EXCERTO DO DOCUMENTO:

_ _ _ _ _ _ _

A "solução de dois Estados" da administração Biden é profundamente defeituosa em quatro aspetos. Primeiro, todo o projeto está ancorado numa vitória militar absoluta sobre o Hamas. Faz lembrar o grito triunfalista de "Missão Cumprida" após a invasão do Iraque em 2003 e a enganosamente fácil expulsão dos Talibãs no Afeganistão anteriormente. (A propósito, Biden foi um fervoroso apoiante da invasão do Iraque e votou a favor do início da guerra no Afeganistão, três dias após os ataques de 11 de setembro).
Em segundo lugar, há aqui um conteúdo humano. Os palestinos detestam os Estados Unidos e Israel e não se submeterão a traidores escolhidos a dedo por estes países. Tanto a Fatah como Abbas são entidades completamente desacreditadas. De qualquer modo, o que é que leva a Administração Biden a estar tão confiante em que os regimes árabes estarão dispostos a atuar como substitutos de Washington ou como quinta coluna em Gaza? É uma suposição grosseira e insultuosa, para dizer o mínimo.

_ _ _ _ _ _ _

EXTRATO DE DADOS:
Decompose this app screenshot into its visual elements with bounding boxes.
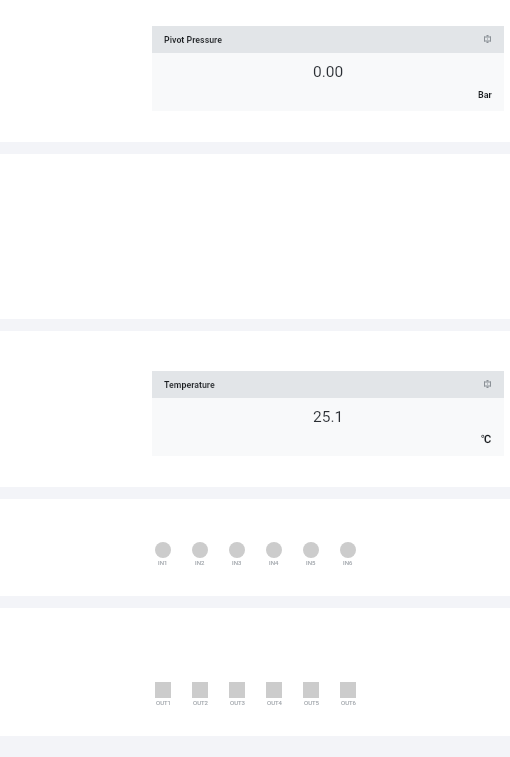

_ _ _ _ _ _ _

No excerto sobre a "solução de dois Estados", quantos dias depois dos ataques de 11 de setembro Biden votou a favor do início da guerra no Afeganistão?

Três dias depois dos ataques de 11 de setembro.